Exercise data →
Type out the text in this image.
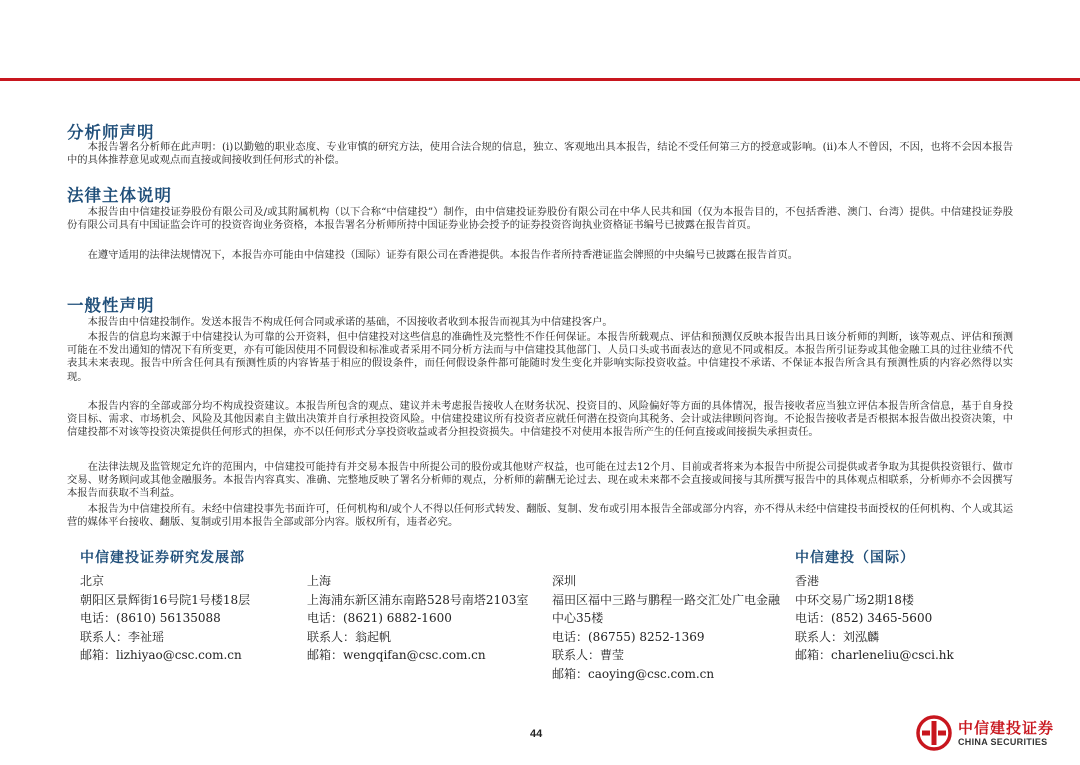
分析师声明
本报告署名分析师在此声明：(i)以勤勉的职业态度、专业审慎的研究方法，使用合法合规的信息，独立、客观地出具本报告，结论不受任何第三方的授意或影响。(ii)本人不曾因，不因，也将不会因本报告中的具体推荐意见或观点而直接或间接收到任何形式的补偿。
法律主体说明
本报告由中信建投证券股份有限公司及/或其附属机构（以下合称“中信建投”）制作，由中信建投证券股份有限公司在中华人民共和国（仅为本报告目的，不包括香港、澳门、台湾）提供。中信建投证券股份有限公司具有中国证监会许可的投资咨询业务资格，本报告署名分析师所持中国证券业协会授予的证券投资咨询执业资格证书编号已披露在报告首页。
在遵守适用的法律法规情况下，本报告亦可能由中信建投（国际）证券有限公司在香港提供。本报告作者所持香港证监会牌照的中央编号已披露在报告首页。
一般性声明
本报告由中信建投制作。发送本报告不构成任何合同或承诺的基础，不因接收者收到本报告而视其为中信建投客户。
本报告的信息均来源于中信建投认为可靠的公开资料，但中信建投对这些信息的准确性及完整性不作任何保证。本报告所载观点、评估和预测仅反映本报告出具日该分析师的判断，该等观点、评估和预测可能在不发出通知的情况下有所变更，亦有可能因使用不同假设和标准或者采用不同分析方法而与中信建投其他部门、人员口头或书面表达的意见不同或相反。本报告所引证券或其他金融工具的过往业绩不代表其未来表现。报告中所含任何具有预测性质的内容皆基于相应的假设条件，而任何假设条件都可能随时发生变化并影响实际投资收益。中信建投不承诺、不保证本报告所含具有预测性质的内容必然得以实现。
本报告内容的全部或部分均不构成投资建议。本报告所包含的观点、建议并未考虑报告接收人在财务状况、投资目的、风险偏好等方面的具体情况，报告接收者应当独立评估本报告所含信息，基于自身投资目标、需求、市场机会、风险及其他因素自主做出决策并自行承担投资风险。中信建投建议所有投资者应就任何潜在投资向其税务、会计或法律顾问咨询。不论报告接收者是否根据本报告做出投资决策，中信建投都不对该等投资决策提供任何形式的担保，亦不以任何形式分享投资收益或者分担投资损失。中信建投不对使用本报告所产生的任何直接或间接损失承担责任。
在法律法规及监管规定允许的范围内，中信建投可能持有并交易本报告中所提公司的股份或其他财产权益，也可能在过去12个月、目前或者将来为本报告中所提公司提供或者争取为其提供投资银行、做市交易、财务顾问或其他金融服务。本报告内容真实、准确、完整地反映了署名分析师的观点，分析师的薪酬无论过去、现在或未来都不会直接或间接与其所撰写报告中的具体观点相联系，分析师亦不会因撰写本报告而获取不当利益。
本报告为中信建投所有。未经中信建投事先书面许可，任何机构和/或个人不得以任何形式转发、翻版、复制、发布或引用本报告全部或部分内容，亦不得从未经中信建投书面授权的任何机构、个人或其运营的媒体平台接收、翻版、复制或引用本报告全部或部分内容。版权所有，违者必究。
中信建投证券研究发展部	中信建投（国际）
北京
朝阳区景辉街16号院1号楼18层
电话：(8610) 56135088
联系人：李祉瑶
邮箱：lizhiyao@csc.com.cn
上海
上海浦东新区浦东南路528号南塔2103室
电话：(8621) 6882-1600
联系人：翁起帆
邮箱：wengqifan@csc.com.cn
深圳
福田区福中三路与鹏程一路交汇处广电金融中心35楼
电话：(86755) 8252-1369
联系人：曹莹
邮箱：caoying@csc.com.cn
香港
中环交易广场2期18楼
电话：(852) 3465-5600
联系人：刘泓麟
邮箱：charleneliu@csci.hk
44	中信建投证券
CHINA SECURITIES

==

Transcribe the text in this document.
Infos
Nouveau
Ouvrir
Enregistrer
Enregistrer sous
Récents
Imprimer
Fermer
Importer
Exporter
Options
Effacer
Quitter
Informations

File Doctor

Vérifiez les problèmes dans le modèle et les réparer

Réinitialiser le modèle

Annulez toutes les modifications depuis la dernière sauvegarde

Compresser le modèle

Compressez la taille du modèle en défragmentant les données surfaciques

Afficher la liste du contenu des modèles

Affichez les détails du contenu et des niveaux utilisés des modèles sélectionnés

Aim of the task →
Locate the lines above that contain "contenu" and copy them.

Answer →
Afficher la liste du contenu des modèles
Affichez les détails du contenu et des niveaux utilisés des modèles sélectionnés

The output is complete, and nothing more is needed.